WHAT YOU HAVE TO DO -
Please determine how many lines of the material include the word "النسخ", and respond with nothing but that number.

(Recorded data)

———

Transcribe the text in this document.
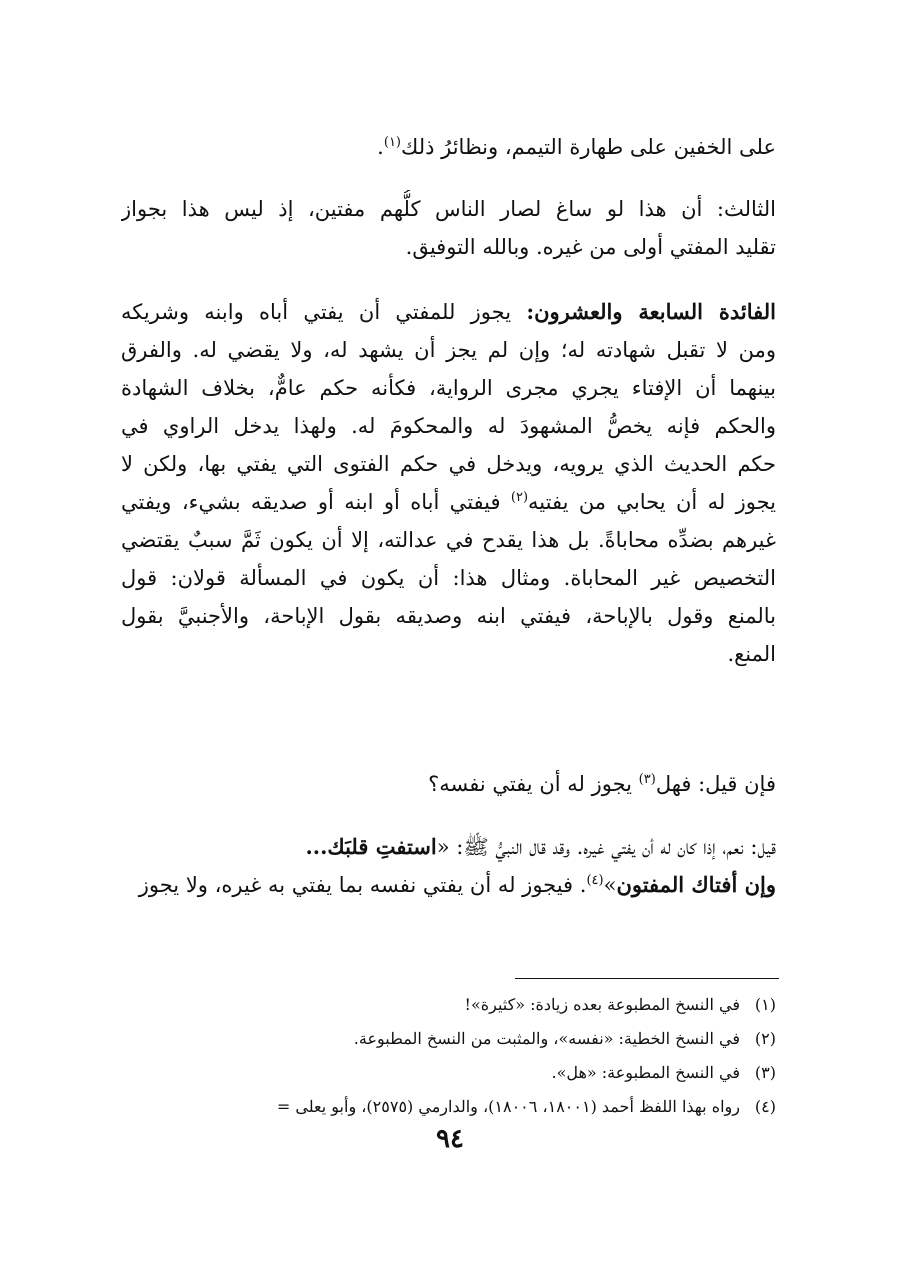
على الخفين على طهارة التيمم، ونظائرُ ذلك$^{(١)}$.

الثالث: أن هذا لو ساغ لصار الناس كلُّهم مفتين، إذ ليس هذا بجواز
تقليد المفتي أولى من غيره. وبالله التوفيق.

الفائدة السابعة والعشرون: يجوز للمفتي أن يفتي أباه وابنه وشريكه
ومن لا تقبل شهادته له؛ وإن لم يجز أن يشهد له، ولا يقضي له. والفرق
بينهما أن الإفتاء يجري مجرى الرواية، فكأنه حكم عامٌّ، بخلاف الشهادة
والحكم فإنه يخصُّ المشهودَ له والمحكومَ له. ولهذا يدخل الراوي في
حكم الحديث الذي يرويه، ويدخل في حكم الفتوى التي يفتي بها، ولكن لا
يجوز له أن يحابي من يفتيه$^{(٢)}$ فيفتي أباه أو ابنه أو صديقه بشيء، ويفتي
غيرهم بضدِّه محاباةً. بل هذا يقدح في عدالته، إلا أن يكون ثَمَّ سببٌ يقتضي
التخصيص غير المحاباة. ومثال هذا: أن يكون في المسألة قولان: قول
بالمنع وقول بالإباحة، فيفتي ابنه وصديقه بقول الإباحة، والأجنبيَّ بقول
المنع.

فإن قيل: فهل$^{(٣)}$ يجوز له أن يفتي نفسه؟

قيل: نعم، إذا كان له أن يفتي غيره. وقد قال النبيُّ ﷺ: «استفتِ قلبَك...
وإن أفتاك المفتون»$^{(٤)}$. فيجوز له أن يفتي نفسه بما يفتي به غيره، ولا يجوز

(١)في النسخ المطبوعة بعده زيادة: «كثيرة»!
(٢)في النسخ الخطية: «نفسه»، والمثبت من النسخ المطبوعة.
(٣)في النسخ المطبوعة: «هل».
(٤)رواه بهذا اللفظ أحمد (١٨٠٠١، ١٨٠٠٦)، والدارمي (٢٥٧٥)، وأبو يعلى =
٩٤
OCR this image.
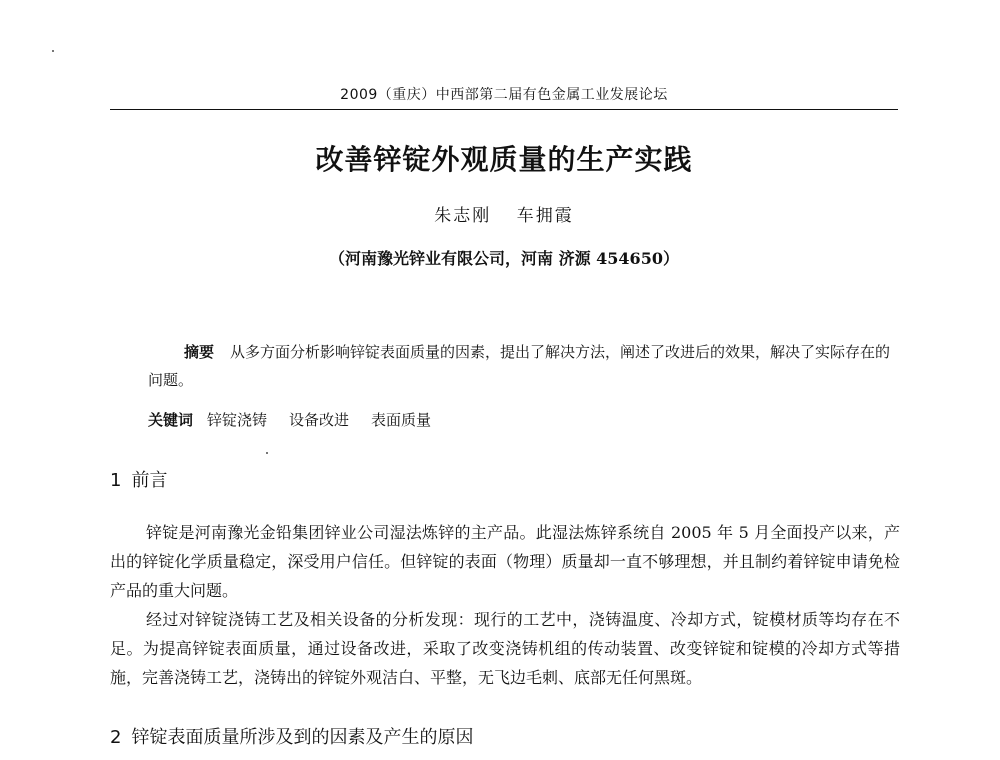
2009（重庆）中西部第二届有色金属工业发展论坛
改善锌锭外观质量的生产实践
朱志刚 车拥霞
（河南豫光锌业有限公司，河南 济源 454650）
摘要 从多方面分析影响锌锭表面质量的因素，提出了解决方法，阐述了改进后的效果，解决了实际存在的问题。
关键词 锌锭浇铸 设备改进 表面质量
1 前言

锌锭是河南豫光金铅集团锌业公司湿法炼锌的主产品。此湿法炼锌系统自 2005 年 5 月全面投产以来，产出的锌锭化学质量稳定，深受用户信任。但锌锭的表面（物理）质量却一直不够理想，并且制约着锌锭申请免检产品的重大问题。

经过对锌锭浇铸工艺及相关设备的分析发现：现行的工艺中，浇铸温度、冷却方式，锭模材质等均存在不足。为提高锌锭表面质量，通过设备改进，采取了改变浇铸机组的传动装置、改变锌锭和锭模的冷却方式等措施，完善浇铸工艺，浇铸出的锌锭外观洁白、平整，无飞边毛刺、底部无任何黑斑。

2 锌锭表面质量所涉及到的因素及产生的原因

———

REPLY -
3